● DESCRIPTION OF THE TASK
For each line of the data below that holds "billion", copy the line.

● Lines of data
*-*-*

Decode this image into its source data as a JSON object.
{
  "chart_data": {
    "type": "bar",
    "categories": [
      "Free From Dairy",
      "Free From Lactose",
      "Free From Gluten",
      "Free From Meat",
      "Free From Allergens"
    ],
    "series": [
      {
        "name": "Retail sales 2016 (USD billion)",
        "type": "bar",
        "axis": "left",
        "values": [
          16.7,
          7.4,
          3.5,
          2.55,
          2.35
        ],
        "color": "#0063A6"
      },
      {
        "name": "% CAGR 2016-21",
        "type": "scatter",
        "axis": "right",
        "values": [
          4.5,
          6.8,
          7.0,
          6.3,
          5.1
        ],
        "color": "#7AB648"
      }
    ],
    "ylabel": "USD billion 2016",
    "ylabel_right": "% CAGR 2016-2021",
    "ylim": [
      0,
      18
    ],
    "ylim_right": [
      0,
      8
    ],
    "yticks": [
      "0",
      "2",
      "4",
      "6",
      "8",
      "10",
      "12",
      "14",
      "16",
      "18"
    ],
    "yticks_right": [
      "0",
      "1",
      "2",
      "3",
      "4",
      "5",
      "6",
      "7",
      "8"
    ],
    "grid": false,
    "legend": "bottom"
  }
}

*-*-*

● WRITTEN ANSWER
        "name": "Retail sales 2016 (USD billion)",
    "ylabel": "USD billion 2016",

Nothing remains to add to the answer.